• [What the task asks] Extract all lines from the data beneath that include the word "image".

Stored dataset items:
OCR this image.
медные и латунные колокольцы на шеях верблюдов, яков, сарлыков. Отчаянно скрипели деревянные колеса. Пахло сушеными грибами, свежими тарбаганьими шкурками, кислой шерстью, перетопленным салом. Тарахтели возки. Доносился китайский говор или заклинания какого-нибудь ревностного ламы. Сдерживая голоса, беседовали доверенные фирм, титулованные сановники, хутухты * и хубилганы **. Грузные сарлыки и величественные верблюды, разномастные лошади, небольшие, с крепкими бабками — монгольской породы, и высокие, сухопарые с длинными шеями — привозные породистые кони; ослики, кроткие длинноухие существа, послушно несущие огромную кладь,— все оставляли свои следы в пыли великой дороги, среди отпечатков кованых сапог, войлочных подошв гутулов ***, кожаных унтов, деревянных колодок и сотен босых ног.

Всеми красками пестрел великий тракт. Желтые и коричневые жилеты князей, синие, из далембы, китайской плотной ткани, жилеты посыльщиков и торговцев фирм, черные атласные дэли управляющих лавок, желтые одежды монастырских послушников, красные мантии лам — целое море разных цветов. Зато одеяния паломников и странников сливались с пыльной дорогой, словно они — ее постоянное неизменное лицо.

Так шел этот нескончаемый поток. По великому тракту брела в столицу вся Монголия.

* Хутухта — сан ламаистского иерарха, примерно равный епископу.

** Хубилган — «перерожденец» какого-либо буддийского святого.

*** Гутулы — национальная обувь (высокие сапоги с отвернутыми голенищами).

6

* * *

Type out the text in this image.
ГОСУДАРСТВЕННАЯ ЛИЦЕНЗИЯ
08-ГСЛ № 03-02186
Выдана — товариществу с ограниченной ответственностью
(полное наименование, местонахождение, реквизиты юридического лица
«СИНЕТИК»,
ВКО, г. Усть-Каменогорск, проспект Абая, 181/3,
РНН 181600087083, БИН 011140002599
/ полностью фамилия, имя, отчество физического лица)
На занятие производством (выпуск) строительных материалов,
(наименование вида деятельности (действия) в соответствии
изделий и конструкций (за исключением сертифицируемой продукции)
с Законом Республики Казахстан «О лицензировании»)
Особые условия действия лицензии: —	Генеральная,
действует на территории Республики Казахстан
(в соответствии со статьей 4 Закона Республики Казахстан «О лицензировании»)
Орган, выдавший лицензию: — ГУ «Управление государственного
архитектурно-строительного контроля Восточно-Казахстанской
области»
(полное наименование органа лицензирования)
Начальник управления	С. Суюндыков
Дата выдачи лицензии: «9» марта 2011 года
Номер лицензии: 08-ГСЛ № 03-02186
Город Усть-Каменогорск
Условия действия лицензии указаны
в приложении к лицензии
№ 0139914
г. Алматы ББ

• [Problem solution]
OCR this image.
Type out the text in this image.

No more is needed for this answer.